* Stated problem
All records are to be retyped faithfully and completely.

* Data entries
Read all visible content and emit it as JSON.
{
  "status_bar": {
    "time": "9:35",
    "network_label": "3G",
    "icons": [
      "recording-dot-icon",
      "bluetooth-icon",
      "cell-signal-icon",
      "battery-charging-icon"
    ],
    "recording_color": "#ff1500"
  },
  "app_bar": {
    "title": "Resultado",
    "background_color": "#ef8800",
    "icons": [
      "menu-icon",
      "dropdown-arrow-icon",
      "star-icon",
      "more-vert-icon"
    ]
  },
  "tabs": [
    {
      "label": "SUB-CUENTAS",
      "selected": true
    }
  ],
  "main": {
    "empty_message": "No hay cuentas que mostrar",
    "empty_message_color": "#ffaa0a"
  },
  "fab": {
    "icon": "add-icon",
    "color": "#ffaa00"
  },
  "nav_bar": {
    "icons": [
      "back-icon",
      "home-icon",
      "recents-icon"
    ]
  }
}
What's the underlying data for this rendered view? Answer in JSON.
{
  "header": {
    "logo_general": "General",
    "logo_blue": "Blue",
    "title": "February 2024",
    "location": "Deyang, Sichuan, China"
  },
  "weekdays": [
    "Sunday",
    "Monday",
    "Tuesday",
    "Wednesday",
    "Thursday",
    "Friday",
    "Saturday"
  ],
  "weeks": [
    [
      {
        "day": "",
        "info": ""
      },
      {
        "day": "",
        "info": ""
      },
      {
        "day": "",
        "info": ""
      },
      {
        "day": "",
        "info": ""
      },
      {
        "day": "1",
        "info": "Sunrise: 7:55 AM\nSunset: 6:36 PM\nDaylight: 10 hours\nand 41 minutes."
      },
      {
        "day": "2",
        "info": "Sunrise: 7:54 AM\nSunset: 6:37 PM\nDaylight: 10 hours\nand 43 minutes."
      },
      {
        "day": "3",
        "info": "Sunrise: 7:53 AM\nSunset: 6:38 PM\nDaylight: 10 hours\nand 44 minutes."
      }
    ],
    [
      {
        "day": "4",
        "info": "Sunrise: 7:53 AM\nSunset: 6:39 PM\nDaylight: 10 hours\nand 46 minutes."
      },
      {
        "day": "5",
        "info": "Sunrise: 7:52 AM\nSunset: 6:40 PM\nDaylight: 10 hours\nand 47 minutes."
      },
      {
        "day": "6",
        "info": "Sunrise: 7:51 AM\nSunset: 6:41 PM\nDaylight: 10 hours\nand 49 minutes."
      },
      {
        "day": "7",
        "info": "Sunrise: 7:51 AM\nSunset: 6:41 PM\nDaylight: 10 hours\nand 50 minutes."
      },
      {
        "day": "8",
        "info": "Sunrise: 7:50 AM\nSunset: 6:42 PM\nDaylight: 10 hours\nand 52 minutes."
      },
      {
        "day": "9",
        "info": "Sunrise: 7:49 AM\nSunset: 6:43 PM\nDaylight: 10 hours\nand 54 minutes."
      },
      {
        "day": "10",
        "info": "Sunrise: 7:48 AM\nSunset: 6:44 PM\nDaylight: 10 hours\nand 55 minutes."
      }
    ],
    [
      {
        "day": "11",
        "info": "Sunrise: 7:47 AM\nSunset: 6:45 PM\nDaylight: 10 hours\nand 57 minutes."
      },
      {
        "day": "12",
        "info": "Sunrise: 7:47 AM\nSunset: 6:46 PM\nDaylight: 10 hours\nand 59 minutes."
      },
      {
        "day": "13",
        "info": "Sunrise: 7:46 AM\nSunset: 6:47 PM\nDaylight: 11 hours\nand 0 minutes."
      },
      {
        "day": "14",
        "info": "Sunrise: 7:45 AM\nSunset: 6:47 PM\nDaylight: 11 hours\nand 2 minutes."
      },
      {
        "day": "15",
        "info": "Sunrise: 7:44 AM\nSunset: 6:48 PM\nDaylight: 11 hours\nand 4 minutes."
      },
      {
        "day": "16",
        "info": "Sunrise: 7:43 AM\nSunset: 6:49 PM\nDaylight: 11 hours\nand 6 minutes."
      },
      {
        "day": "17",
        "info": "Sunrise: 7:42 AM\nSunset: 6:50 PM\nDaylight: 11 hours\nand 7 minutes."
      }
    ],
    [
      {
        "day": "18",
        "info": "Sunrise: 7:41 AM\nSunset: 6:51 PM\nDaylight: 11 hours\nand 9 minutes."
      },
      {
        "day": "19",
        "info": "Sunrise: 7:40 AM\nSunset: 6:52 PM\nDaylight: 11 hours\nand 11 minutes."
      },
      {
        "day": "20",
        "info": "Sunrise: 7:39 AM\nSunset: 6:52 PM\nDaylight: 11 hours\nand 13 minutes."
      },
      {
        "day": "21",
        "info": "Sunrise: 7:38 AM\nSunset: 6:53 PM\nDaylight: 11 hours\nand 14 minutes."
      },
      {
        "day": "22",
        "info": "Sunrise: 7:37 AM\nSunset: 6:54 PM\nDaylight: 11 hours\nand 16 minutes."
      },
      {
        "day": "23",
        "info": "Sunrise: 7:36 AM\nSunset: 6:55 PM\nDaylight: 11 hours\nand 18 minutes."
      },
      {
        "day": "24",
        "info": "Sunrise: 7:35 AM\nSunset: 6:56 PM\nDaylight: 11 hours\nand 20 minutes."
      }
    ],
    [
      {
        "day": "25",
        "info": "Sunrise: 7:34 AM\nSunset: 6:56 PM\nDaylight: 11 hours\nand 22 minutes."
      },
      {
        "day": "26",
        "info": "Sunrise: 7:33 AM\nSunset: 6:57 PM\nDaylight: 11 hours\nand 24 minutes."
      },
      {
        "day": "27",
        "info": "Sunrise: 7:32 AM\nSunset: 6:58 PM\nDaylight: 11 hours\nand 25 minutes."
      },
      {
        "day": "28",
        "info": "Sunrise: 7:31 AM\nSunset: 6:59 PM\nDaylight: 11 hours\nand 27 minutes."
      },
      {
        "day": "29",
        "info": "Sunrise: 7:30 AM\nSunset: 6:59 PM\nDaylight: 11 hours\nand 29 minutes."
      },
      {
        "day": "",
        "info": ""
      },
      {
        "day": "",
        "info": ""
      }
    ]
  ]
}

* The answer
Read all visible content and emit it as JSON.
{
  "status_bar": {
    "time": "9:35",
    "network_label": "3G",
    "icons": [
      "recording-dot-icon",
      "bluetooth-icon",
      "cell-signal-icon",
      "battery-charging-icon"
    ],
    "recording_color": "#ff1500"
  },
  "app_bar": {
    "title": "Resultado",
    "background_color": "#ef8800",
    "icons": [
      "menu-icon",
      "dropdown-arrow-icon",
      "star-icon",
      "more-vert-icon"
    ]
  },
  "tabs": [
    {
      "label": "SUB-CUENTAS",
      "selected": true
    }
  ],
  "main": {
    "empty_message": "No hay cuentas que mostrar",
    "empty_message_color": "#ffaa0a"
  },
  "fab": {
    "icon": "add-icon",
    "color": "#ffaa00"
  },
  "nav_bar": {
    "icons": [
      "back-icon",
      "home-icon",
      "recents-icon"
    ]
  }
}
What's the underlying data for this rendered view? Answer in JSON.
{
  "header": {
    "logo_general": "General",
    "logo_blue": "Blue",
    "title": "February 2024",
    "location": "Deyang, Sichuan, China"
  },
  "weekdays": [
    "Sunday",
    "Monday",
    "Tuesday",
    "Wednesday",
    "Thursday",
    "Friday",
    "Saturday"
  ],
  "weeks": [
    [
      {
        "day": "",
        "info": ""
      },
      {
        "day": "",
        "info": ""
      },
      {
        "day": "",
        "info": ""
      },
      {
        "day": "",
        "info": ""
      },
      {
        "day": "1",
        "info": "Sunrise: 7:55 AM\nSunset: 6:36 PM\nDaylight: 10 hours\nand 41 minutes."
      },
      {
        "day": "2",
        "info": "Sunrise: 7:54 AM\nSunset: 6:37 PM\nDaylight: 10 hours\nand 43 minutes."
      },
      {
        "day": "3",
        "info": "Sunrise: 7:53 AM\nSunset: 6:38 PM\nDaylight: 10 hours\nand 44 minutes."
      }
    ],
    [
      {
        "day": "4",
        "info": "Sunrise: 7:53 AM\nSunset: 6:39 PM\nDaylight: 10 hours\nand 46 minutes."
      },
      {
        "day": "5",
        "info": "Sunrise: 7:52 AM\nSunset: 6:40 PM\nDaylight: 10 hours\nand 47 minutes."
      },
      {
        "day": "6",
        "info": "Sunrise: 7:51 AM\nSunset: 6:41 PM\nDaylight: 10 hours\nand 49 minutes."
      },
      {
        "day": "7",
        "info": "Sunrise: 7:51 AM\nSunset: 6:41 PM\nDaylight: 10 hours\nand 50 minutes."
      },
      {
        "day": "8",
        "info": "Sunrise: 7:50 AM\nSunset: 6:42 PM\nDaylight: 10 hours\nand 52 minutes."
      },
      {
        "day": "9",
        "info": "Sunrise: 7:49 AM\nSunset: 6:43 PM\nDaylight: 10 hours\nand 54 minutes."
      },
      {
        "day": "10",
        "info": "Sunrise: 7:48 AM\nSunset: 6:44 PM\nDaylight: 10 hours\nand 55 minutes."
      }
    ],
    [
      {
        "day": "11",
        "info": "Sunrise: 7:47 AM\nSunset: 6:45 PM\nDaylight: 10 hours\nand 57 minutes."
      },
      {
        "day": "12",
        "info": "Sunrise: 7:47 AM\nSunset: 6:46 PM\nDaylight: 10 hours\nand 59 minutes."
      },
      {
        "day": "13",
        "info": "Sunrise: 7:46 AM\nSunset: 6:47 PM\nDaylight: 11 hours\nand 0 minutes."
      },
      {
        "day": "14",
        "info": "Sunrise: 7:45 AM\nSunset: 6:47 PM\nDaylight: 11 hours\nand 2 minutes."
      },
      {
        "day": "15",
        "info": "Sunrise: 7:44 AM\nSunset: 6:48 PM\nDaylight: 11 hours\nand 4 minutes."
      },
      {
        "day": "16",
        "info": "Sunrise: 7:43 AM\nSunset: 6:49 PM\nDaylight: 11 hours\nand 6 minutes."
      },
      {
        "day": "17",
        "info": "Sunrise: 7:42 AM\nSunset: 6:50 PM\nDaylight: 11 hours\nand 7 minutes."
      }
    ],
    [
      {
        "day": "18",
        "info": "Sunrise: 7:41 AM\nSunset: 6:51 PM\nDaylight: 11 hours\nand 9 minutes."
      },
      {
        "day": "19",
        "info": "Sunrise: 7:40 AM\nSunset: 6:52 PM\nDaylight: 11 hours\nand 11 minutes."
      },
      {
        "day": "20",
        "info": "Sunrise: 7:39 AM\nSunset: 6:52 PM\nDaylight: 11 hours\nand 13 minutes."
      },
      {
        "day": "21",
        "info": "Sunrise: 7:38 AM\nSunset: 6:53 PM\nDaylight: 11 hours\nand 14 minutes."
      },
      {
        "day": "22",
        "info": "Sunrise: 7:37 AM\nSunset: 6:54 PM\nDaylight: 11 hours\nand 16 minutes."
      },
      {
        "day": "23",
        "info": "Sunrise: 7:36 AM\nSunset: 6:55 PM\nDaylight: 11 hours\nand 18 minutes."
      },
      {
        "day": "24",
        "info": "Sunrise: 7:35 AM\nSunset: 6:56 PM\nDaylight: 11 hours\nand 20 minutes."
      }
    ],
    [
      {
        "day": "25",
        "info": "Sunrise: 7:34 AM\nSunset: 6:56 PM\nDaylight: 11 hours\nand 22 minutes."
      },
      {
        "day": "26",
        "info": "Sunrise: 7:33 AM\nSunset: 6:57 PM\nDaylight: 11 hours\nand 24 minutes."
      },
      {
        "day": "27",
        "info": "Sunrise: 7:32 AM\nSunset: 6:58 PM\nDaylight: 11 hours\nand 25 minutes."
      },
      {
        "day": "28",
        "info": "Sunrise: 7:31 AM\nSunset: 6:59 PM\nDaylight: 11 hours\nand 27 minutes."
      },
      {
        "day": "29",
        "info": "Sunrise: 7:30 AM\nSunset: 6:59 PM\nDaylight: 11 hours\nand 29 minutes."
      },
      {
        "day": "",
        "info": ""
      },
      {
        "day": "",
        "info": ""
      }
    ]
  ]
}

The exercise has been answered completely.